Work to do
Show all lines holding "languages".

Input rows
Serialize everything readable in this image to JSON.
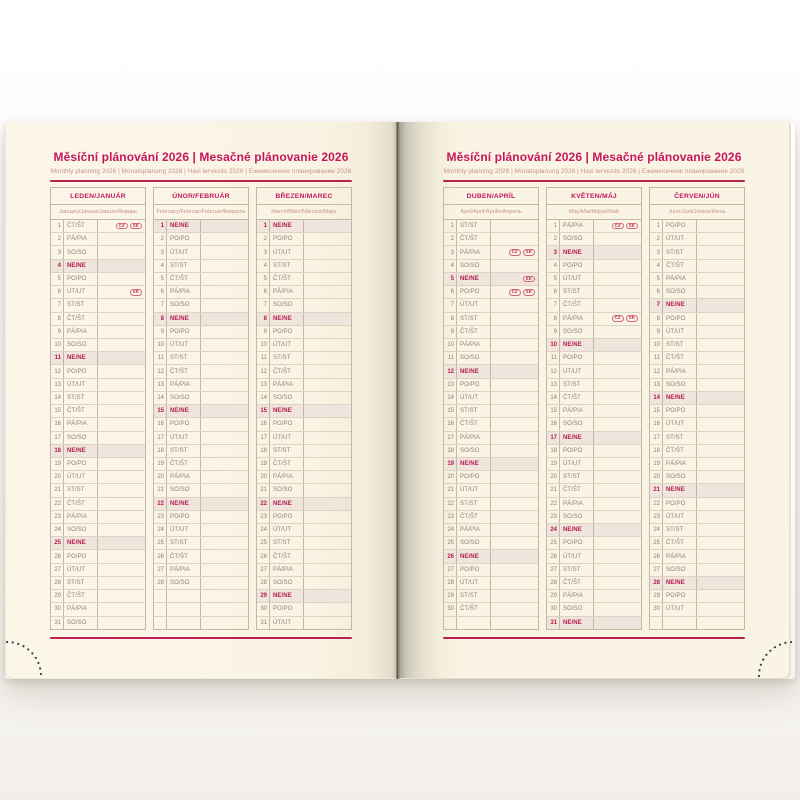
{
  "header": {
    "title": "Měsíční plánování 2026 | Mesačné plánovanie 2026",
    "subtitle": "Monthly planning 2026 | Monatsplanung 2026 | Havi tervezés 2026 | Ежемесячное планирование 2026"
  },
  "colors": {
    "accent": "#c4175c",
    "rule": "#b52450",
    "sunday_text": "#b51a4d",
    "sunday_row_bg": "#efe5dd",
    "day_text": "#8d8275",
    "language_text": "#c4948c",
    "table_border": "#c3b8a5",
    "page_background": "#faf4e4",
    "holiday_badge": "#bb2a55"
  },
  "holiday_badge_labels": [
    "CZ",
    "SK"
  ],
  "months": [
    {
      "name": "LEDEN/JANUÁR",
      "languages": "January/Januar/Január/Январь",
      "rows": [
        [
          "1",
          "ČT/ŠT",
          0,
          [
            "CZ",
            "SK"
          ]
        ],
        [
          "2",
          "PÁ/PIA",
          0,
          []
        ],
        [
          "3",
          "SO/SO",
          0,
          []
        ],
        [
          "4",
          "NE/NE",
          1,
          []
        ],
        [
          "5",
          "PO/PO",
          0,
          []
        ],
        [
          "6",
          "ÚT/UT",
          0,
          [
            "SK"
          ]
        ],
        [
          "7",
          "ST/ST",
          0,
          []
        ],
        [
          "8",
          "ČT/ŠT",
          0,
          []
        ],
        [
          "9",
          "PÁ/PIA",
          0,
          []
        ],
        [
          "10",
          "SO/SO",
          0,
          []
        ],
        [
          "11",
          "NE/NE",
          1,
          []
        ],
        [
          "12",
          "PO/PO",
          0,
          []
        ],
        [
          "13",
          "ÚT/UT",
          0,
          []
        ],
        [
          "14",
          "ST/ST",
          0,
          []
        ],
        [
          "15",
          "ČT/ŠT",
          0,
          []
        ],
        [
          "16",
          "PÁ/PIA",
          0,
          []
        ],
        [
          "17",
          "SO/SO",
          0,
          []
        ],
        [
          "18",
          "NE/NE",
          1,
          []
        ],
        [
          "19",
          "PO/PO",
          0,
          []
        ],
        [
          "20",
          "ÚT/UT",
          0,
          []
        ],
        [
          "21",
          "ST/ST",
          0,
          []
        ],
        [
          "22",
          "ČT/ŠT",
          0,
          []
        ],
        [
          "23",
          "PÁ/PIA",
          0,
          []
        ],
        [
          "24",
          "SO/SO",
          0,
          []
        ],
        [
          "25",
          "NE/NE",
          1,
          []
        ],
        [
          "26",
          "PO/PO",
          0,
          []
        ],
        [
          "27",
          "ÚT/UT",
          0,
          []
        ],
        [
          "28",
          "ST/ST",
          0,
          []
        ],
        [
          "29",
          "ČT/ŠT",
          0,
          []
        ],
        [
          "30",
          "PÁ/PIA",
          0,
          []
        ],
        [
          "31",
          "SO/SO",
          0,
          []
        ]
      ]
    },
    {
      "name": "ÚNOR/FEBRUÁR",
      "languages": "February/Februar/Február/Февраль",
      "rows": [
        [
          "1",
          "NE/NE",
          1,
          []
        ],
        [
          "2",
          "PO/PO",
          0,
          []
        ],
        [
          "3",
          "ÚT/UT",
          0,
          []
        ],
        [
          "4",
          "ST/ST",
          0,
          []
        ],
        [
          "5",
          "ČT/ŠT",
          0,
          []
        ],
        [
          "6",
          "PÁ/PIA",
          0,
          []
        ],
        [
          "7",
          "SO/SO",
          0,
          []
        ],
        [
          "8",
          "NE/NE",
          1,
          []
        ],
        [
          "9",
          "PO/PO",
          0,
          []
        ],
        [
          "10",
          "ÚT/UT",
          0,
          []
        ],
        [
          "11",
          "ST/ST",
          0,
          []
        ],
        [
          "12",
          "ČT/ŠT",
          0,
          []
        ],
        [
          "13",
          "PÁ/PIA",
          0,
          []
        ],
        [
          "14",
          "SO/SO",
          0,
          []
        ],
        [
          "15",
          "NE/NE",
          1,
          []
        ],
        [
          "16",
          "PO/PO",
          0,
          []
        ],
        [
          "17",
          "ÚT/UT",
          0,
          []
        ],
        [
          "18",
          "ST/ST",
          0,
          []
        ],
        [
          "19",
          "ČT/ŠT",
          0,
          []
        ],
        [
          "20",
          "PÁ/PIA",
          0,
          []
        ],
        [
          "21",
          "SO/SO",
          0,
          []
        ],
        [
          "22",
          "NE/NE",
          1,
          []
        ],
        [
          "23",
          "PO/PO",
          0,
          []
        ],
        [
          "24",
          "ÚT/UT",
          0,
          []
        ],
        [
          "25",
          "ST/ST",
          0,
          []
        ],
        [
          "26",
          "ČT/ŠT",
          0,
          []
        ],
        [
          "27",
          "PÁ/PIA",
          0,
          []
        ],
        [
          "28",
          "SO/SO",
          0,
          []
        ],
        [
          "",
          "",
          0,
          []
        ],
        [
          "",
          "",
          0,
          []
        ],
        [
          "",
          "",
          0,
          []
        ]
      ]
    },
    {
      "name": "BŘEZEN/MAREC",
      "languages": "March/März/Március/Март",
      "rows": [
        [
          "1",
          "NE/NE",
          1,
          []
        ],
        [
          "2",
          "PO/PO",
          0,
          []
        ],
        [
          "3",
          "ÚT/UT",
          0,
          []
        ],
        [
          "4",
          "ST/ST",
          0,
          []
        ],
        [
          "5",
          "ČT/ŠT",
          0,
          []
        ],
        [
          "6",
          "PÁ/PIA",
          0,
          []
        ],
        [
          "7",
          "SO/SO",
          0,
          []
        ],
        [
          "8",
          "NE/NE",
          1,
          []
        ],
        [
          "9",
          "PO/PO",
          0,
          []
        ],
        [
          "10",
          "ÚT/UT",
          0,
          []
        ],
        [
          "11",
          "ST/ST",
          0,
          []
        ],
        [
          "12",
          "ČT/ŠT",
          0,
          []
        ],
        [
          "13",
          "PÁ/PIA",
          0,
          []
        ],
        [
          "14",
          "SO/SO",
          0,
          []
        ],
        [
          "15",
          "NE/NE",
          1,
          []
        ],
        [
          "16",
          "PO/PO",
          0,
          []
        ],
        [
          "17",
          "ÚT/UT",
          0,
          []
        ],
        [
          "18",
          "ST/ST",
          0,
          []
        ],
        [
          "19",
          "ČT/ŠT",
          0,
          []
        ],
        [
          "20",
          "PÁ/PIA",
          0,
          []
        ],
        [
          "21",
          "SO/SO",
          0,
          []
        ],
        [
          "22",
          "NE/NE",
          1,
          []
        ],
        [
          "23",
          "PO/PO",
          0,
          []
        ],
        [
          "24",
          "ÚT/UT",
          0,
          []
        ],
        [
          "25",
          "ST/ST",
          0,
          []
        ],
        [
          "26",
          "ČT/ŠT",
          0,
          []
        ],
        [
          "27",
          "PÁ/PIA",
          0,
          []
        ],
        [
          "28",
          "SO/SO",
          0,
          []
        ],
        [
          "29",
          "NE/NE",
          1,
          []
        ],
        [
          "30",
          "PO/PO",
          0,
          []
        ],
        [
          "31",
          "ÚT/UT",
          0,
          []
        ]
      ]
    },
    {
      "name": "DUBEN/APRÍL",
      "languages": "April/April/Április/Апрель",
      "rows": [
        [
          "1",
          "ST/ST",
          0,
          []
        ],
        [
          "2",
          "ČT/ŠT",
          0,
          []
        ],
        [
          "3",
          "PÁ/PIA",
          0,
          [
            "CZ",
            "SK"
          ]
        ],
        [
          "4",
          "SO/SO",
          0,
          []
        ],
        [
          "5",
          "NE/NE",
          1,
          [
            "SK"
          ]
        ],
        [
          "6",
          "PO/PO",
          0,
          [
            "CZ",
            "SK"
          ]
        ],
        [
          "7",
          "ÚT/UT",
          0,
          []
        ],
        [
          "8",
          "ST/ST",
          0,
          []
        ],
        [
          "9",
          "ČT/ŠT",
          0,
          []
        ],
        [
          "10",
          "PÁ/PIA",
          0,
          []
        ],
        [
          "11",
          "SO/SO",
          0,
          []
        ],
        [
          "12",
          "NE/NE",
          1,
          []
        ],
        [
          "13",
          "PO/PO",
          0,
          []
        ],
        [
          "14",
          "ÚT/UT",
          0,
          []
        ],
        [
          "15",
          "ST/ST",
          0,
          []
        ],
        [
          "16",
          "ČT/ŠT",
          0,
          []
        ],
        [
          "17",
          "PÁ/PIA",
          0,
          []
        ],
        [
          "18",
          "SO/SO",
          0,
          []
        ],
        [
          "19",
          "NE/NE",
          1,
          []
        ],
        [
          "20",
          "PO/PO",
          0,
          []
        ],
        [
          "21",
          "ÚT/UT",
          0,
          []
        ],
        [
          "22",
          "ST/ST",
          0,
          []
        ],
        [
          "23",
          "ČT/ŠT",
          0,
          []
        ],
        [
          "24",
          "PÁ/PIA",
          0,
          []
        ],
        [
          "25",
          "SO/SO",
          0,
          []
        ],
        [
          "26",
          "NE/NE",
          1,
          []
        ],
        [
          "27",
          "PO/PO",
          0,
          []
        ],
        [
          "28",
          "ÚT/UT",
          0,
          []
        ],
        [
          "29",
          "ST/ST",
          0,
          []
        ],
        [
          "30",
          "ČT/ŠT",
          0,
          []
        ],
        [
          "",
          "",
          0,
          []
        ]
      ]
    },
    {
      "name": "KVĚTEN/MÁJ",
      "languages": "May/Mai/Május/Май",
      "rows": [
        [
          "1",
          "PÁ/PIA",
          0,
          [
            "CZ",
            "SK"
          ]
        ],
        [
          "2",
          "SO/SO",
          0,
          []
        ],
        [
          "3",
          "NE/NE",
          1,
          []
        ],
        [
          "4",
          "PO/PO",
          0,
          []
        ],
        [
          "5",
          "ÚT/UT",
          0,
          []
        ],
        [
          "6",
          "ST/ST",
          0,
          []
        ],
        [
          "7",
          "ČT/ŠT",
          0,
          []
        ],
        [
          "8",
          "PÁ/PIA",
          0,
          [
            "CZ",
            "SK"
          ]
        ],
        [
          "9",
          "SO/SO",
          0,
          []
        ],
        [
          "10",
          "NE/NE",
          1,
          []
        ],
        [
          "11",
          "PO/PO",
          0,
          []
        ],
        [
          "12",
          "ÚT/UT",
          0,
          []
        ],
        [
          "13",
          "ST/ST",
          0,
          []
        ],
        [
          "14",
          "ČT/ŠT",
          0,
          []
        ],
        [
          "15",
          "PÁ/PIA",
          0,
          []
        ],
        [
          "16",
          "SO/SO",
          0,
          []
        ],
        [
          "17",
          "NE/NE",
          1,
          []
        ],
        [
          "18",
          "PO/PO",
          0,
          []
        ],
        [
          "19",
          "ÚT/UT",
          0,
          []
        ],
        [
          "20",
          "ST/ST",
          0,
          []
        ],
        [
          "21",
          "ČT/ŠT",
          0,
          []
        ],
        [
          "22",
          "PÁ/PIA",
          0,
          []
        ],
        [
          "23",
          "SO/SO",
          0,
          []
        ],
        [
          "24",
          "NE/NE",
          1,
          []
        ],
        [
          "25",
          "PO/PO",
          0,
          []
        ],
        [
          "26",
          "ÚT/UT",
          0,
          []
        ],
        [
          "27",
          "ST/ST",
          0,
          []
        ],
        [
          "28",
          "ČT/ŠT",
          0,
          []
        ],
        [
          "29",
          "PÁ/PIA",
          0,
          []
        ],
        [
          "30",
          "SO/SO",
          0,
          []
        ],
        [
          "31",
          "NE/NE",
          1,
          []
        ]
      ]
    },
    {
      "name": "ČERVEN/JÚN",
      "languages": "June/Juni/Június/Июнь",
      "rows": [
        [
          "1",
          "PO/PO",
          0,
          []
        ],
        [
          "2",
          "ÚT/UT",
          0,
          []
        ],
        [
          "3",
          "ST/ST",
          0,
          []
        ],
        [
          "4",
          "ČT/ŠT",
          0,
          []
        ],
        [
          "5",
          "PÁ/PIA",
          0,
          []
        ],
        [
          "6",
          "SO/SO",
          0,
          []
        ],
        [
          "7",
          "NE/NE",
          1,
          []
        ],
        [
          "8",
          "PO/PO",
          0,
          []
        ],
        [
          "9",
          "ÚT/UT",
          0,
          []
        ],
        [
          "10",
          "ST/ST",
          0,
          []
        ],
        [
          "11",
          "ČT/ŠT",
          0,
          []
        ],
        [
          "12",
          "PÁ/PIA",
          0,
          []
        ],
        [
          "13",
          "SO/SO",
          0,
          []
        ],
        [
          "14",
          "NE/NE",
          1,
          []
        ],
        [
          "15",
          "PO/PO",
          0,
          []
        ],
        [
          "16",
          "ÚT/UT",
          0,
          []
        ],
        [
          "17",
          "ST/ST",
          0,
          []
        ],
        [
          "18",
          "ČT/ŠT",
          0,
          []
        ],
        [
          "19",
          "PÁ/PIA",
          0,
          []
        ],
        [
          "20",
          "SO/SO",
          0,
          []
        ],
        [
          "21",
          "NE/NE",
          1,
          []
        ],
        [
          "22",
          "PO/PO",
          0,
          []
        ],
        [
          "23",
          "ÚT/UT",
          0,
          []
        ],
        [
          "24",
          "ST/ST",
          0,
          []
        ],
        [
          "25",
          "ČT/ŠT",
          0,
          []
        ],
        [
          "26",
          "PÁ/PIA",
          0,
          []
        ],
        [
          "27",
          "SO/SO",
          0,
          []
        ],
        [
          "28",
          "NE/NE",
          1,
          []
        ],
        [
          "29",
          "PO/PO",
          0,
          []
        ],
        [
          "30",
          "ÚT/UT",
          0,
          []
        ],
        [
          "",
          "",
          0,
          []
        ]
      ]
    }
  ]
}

Output for this task
      "languages": "January/Januar/Január/Январь",
      "languages": "February/Februar/Február/Февраль",
      "languages": "March/März/Március/Март",
      "languages": "April/April/Április/Апрель",
      "languages": "May/Mai/Május/Май",
      "languages": "June/Juni/Június/Июнь",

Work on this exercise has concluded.